Problem to solve: Show each line from the listing that includes the word "color".

Dataset records
· · ·

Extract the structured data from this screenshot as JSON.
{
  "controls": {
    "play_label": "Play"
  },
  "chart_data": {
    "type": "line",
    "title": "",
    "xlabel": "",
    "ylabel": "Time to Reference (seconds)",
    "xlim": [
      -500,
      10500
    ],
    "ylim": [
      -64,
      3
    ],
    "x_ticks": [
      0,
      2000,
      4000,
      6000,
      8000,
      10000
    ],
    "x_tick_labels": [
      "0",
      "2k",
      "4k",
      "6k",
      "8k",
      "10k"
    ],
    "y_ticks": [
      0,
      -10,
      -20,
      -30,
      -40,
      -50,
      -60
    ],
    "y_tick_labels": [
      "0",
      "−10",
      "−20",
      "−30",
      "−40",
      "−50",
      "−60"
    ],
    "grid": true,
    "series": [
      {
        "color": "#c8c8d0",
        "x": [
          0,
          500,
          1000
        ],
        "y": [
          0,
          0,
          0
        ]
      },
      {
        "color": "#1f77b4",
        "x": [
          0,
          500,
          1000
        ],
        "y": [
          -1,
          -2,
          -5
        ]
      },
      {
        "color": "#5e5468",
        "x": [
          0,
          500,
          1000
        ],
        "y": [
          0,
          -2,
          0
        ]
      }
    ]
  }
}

· · ·

Correct output:
        "color": "#c8c8d0",
        "color": "#1f77b4",
        "color": "#5e5468",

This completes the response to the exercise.